• WHAT TO WORK ON: Your answer should be a single number: the count of lines in the material below that hold "China".

-- GIVEN DATA start --

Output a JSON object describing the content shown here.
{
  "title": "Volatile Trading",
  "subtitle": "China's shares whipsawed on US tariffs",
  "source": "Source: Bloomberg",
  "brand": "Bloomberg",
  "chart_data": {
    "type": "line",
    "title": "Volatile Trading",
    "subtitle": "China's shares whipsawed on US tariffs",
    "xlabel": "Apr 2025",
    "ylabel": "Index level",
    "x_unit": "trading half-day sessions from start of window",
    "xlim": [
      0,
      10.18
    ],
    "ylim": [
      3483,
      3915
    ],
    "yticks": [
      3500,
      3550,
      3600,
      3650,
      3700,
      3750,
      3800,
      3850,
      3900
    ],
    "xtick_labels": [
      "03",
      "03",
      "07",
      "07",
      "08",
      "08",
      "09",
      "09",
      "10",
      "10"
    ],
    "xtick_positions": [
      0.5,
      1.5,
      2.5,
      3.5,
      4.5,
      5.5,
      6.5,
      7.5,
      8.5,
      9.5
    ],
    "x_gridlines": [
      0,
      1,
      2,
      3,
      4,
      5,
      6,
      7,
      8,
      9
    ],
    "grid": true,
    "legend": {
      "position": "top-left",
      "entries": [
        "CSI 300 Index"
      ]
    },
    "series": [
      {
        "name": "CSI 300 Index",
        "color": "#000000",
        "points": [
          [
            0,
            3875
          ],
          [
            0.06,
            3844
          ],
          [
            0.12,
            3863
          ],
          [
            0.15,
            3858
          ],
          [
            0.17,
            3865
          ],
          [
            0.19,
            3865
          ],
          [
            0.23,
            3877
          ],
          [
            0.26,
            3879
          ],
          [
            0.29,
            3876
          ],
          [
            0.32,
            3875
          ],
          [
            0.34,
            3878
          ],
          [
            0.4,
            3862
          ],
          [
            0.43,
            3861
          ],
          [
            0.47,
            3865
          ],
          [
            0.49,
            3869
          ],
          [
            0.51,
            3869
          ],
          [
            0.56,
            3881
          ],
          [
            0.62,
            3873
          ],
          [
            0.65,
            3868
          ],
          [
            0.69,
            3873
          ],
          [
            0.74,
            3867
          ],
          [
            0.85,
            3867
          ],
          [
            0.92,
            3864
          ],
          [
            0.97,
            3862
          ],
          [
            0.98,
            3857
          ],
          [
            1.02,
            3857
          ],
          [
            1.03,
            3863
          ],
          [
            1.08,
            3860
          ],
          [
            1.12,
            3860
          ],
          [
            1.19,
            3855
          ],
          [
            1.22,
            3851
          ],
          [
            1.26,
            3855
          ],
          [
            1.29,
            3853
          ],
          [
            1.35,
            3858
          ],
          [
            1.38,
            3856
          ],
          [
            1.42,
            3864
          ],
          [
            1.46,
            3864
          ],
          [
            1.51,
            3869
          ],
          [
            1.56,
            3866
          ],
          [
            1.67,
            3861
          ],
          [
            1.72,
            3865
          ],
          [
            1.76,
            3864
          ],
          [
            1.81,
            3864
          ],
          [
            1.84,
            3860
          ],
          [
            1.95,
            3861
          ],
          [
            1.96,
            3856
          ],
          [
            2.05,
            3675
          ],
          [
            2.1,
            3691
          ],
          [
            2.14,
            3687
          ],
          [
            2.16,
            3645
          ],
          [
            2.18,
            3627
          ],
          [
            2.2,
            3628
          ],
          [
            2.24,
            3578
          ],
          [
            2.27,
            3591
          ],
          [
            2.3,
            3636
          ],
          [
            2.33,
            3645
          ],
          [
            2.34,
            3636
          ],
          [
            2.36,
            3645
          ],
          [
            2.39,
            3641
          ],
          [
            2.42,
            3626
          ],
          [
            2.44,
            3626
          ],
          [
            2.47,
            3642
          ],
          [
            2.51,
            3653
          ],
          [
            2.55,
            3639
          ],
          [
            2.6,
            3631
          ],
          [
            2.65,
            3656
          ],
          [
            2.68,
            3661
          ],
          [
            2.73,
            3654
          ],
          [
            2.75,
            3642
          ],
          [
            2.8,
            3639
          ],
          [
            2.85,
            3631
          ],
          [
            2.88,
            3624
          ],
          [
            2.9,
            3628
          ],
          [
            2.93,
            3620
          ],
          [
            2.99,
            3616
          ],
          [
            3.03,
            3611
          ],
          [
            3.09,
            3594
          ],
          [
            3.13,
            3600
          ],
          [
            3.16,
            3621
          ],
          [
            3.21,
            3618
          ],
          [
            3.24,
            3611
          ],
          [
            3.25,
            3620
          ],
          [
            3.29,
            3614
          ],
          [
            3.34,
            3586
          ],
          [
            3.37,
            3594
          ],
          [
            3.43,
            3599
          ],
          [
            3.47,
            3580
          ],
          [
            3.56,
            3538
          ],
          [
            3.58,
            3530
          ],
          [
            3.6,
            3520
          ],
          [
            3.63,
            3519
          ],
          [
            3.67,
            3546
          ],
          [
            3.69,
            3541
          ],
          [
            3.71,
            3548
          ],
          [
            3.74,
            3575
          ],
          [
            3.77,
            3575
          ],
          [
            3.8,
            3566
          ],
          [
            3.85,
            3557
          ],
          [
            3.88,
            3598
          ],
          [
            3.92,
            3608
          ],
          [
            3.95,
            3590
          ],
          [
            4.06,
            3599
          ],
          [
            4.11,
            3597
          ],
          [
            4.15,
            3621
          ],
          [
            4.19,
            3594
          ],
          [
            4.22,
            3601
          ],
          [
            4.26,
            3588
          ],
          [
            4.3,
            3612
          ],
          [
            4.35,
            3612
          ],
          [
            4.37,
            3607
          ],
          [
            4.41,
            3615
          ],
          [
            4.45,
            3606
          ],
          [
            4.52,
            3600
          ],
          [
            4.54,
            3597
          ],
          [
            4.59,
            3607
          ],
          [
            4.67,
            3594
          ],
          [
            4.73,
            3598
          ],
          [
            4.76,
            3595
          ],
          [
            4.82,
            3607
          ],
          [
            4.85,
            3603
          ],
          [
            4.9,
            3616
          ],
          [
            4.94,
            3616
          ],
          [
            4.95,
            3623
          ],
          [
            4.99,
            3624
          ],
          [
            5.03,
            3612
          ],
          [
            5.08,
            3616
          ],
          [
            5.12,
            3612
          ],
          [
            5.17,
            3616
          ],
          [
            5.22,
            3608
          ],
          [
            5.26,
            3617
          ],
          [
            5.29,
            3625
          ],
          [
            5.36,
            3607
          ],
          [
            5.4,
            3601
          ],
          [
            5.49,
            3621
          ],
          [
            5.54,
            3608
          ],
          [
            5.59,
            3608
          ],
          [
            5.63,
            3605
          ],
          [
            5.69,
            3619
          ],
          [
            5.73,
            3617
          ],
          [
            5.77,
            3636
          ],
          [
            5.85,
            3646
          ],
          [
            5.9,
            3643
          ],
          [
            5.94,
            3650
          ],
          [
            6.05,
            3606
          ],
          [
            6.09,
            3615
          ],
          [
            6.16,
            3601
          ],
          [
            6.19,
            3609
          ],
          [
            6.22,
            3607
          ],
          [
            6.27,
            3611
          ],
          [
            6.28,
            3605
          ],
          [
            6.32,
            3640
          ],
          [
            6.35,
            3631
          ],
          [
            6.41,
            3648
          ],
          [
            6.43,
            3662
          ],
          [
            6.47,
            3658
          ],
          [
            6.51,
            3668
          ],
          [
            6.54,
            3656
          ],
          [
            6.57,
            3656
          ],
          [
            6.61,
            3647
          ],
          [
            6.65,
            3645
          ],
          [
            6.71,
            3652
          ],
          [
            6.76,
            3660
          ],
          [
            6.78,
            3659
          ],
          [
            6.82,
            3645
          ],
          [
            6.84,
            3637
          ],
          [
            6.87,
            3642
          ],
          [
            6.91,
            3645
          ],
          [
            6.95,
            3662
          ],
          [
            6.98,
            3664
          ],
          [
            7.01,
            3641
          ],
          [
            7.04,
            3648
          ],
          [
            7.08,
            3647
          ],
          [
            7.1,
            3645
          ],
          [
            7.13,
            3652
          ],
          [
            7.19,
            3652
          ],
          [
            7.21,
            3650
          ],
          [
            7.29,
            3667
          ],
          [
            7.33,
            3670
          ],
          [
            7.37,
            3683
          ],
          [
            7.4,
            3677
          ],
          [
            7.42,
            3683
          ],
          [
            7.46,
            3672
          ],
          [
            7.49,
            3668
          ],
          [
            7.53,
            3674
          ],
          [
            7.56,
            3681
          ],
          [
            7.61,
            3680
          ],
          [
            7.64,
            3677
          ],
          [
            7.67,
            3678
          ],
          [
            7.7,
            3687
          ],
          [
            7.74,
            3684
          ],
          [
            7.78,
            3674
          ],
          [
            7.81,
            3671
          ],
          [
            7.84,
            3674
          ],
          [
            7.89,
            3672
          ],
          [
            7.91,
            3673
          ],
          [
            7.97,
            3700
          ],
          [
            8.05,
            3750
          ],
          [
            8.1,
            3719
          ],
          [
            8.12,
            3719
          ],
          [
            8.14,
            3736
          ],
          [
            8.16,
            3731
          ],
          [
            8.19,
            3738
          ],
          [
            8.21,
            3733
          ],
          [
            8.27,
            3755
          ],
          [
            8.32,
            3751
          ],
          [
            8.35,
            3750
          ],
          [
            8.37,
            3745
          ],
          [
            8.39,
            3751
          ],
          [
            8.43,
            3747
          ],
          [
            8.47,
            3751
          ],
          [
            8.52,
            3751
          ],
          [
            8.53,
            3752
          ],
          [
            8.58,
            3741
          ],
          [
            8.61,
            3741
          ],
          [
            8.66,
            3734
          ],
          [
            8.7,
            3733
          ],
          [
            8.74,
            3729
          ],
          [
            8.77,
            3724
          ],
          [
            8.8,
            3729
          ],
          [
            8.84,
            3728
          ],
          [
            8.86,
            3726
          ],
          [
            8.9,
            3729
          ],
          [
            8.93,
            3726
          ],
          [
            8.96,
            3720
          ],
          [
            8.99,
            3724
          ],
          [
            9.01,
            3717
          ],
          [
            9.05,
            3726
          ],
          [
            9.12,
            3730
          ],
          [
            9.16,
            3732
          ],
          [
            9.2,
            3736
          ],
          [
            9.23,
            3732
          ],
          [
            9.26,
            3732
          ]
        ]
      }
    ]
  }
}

-- GIVEN DATA end --

• WRITTEN RESPONSE: 2